▶ [PROBLEM] Below are the records. Count the lines containing the string "JSON", and reply with the number alone.

▶ [DATA ENTRIES]

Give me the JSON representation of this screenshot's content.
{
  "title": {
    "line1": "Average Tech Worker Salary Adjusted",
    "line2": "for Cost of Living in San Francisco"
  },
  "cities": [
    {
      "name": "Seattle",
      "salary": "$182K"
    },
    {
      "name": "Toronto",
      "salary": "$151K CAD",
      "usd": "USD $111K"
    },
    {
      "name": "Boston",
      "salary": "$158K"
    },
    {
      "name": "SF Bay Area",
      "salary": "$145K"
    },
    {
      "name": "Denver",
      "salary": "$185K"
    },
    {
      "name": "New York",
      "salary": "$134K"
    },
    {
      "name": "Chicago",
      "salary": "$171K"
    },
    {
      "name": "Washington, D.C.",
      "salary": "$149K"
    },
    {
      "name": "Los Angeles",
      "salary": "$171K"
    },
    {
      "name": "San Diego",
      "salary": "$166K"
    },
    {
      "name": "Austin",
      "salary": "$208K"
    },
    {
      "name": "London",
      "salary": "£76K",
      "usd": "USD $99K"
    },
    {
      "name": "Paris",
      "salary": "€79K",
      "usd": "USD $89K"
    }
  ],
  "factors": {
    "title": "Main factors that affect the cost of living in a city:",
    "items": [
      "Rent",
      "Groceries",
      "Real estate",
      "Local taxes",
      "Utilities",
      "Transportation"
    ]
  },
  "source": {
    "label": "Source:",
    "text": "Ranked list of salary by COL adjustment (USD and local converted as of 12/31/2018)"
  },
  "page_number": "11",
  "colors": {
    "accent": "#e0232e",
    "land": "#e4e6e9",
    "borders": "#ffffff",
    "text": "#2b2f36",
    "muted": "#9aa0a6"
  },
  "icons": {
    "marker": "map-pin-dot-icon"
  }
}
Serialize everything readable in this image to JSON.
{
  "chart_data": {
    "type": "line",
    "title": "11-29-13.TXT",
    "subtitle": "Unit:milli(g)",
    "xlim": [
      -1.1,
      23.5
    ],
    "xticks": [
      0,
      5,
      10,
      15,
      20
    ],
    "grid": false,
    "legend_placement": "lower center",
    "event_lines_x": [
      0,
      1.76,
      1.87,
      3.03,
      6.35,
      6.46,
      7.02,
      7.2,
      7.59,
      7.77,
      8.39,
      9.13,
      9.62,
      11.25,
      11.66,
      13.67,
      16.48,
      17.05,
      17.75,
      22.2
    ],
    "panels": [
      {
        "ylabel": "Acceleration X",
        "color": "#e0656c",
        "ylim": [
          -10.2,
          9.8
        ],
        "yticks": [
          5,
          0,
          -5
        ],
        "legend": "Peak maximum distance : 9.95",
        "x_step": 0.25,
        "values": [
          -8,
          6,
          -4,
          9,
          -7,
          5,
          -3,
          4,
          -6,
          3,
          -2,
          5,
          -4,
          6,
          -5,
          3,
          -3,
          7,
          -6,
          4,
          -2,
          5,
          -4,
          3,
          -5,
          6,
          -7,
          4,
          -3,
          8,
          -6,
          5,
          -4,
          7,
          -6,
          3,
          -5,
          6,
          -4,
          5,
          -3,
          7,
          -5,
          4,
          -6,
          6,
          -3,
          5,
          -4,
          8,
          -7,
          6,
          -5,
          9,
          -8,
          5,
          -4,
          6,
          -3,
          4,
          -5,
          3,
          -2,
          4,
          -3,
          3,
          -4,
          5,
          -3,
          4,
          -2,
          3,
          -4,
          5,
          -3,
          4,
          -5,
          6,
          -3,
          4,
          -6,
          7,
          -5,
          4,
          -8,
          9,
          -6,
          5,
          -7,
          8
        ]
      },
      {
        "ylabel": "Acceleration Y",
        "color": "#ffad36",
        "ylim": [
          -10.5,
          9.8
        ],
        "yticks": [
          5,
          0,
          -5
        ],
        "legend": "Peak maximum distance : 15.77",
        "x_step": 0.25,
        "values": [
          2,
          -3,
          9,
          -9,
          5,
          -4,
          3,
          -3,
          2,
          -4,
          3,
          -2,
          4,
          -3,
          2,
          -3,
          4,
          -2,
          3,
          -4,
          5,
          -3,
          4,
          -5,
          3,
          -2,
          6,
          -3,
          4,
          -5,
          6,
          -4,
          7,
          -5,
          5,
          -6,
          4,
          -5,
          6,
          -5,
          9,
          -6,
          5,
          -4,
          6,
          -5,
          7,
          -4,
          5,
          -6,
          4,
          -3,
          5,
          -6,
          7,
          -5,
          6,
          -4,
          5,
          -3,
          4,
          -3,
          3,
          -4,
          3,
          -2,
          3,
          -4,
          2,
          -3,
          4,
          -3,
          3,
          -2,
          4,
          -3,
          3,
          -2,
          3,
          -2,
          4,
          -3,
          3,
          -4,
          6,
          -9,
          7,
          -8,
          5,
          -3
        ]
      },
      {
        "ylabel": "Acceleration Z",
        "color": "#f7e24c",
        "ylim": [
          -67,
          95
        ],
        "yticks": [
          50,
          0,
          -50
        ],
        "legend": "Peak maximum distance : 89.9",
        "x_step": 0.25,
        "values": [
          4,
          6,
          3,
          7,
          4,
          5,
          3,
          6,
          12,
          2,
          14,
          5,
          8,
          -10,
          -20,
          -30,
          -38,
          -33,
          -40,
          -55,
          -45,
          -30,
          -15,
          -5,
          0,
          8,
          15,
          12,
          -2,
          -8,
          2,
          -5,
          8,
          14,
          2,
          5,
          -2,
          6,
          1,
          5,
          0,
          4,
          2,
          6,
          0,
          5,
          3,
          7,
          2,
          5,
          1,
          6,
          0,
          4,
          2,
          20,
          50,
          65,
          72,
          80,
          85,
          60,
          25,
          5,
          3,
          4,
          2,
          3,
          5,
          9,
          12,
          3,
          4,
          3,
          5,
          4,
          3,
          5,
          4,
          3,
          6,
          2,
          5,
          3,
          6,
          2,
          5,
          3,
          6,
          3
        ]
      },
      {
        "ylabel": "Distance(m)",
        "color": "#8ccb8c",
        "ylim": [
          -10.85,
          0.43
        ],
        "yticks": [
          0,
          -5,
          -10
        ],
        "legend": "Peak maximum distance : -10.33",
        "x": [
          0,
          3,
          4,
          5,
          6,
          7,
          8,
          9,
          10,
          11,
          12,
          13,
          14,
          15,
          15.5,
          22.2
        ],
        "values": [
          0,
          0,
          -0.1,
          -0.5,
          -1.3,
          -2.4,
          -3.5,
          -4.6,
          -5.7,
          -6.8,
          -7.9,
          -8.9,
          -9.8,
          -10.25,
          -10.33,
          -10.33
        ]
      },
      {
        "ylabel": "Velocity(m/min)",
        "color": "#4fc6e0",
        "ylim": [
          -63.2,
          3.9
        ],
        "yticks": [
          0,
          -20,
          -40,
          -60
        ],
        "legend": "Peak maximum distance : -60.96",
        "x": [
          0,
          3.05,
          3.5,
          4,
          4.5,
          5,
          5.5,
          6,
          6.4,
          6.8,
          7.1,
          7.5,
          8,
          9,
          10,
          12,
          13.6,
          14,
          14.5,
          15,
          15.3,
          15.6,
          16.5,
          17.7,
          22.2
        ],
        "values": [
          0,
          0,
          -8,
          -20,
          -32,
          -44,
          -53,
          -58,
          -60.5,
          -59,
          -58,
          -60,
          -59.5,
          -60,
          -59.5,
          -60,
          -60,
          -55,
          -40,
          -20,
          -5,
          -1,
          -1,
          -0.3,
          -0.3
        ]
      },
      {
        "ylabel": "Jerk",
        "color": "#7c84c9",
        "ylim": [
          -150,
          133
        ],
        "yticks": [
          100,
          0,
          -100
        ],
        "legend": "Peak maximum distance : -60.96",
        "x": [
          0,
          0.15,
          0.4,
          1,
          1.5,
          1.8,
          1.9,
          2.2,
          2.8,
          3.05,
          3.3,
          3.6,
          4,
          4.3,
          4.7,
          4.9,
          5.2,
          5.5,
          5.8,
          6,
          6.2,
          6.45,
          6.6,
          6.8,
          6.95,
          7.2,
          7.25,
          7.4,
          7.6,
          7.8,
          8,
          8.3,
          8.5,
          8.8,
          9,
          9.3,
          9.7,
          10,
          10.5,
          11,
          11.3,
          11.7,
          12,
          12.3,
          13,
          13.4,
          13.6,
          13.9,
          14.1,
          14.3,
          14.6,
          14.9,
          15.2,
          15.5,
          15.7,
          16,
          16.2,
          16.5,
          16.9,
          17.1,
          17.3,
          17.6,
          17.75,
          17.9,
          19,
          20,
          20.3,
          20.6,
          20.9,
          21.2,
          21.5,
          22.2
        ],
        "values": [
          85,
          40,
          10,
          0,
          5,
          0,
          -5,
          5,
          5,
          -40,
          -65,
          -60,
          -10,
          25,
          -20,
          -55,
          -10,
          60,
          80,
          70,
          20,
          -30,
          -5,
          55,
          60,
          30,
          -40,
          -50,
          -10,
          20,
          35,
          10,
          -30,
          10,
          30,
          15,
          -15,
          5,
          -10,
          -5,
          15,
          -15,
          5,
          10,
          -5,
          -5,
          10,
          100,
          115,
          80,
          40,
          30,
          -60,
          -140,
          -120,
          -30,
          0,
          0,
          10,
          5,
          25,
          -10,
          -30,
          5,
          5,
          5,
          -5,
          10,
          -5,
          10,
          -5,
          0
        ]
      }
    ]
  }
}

▶ [TASK ANSWER] 2